* begin TASK DATA *

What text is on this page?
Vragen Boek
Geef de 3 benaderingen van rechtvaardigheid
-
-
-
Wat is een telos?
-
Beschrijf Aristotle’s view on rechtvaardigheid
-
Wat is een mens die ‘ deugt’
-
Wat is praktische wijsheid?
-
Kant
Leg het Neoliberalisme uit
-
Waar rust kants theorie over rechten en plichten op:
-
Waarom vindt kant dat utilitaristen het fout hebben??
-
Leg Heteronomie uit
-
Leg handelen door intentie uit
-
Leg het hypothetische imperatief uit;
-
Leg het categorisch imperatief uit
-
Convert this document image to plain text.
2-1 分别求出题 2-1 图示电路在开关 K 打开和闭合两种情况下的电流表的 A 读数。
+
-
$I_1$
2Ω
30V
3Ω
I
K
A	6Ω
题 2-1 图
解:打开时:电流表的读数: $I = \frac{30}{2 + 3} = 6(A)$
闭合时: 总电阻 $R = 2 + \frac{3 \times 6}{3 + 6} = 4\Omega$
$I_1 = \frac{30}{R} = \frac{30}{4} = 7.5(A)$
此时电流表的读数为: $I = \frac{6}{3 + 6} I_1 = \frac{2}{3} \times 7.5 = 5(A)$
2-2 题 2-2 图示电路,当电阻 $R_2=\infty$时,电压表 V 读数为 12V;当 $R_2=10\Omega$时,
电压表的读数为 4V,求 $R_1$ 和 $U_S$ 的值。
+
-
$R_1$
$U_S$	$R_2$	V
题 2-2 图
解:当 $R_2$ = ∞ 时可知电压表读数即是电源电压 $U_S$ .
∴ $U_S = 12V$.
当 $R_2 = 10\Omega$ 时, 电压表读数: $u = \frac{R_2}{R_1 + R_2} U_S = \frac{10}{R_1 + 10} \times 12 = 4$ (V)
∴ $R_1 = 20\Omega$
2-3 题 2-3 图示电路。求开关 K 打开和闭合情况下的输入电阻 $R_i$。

* end TASK DATA *

■ DIRECTION:
Return every record, word for word.

■ REPLY:
What text is on this page?
Vragen Boek
Geef de 3 benaderingen van rechtvaardigheid
-
-
-
Wat is een telos?
-
Beschrijf Aristotle’s view on rechtvaardigheid
-
Wat is een mens die ‘ deugt’
-
Wat is praktische wijsheid?
-
Kant
Leg het Neoliberalisme uit
-
Waar rust kants theorie over rechten en plichten op:
-
Waarom vindt kant dat utilitaristen het fout hebben??
-
Leg Heteronomie uit
-
Leg handelen door intentie uit
-
Leg het hypothetische imperatief uit;
-
Leg het categorisch imperatief uit
-
Convert this document image to plain text.
2-1 分别求出题 2-1 图示电路在开关 K 打开和闭合两种情况下的电流表的 A 读数。
+
-
$I_1$
2Ω
30V
3Ω
I
K
A	6Ω
题 2-1 图
解:打开时:电流表的读数: $I = \frac{30}{2 + 3} = 6(A)$
闭合时: 总电阻 $R = 2 + \frac{3 \times 6}{3 + 6} = 4\Omega$
$I_1 = \frac{30}{R} = \frac{30}{4} = 7.5(A)$
此时电流表的读数为: $I = \frac{6}{3 + 6} I_1 = \frac{2}{3} \times 7.5 = 5(A)$
2-2 题 2-2 图示电路,当电阻 $R_2=\infty$时,电压表 V 读数为 12V;当 $R_2=10\Omega$时,
电压表的读数为 4V,求 $R_1$ 和 $U_S$ 的值。
+
-
$R_1$
$U_S$	$R_2$	V
题 2-2 图
解:当 $R_2$ = ∞ 时可知电压表读数即是电源电压 $U_S$ .
∴ $U_S = 12V$.
当 $R_2 = 10\Omega$ 时, 电压表读数: $u = \frac{R_2}{R_1 + R_2} U_S = \frac{10}{R_1 + 10} \times 12 = 4$ (V)
∴ $R_1 = 20\Omega$
2-3 题 2-3 图示电路。求开关 K 打开和闭合情况下的输入电阻 $R_i$。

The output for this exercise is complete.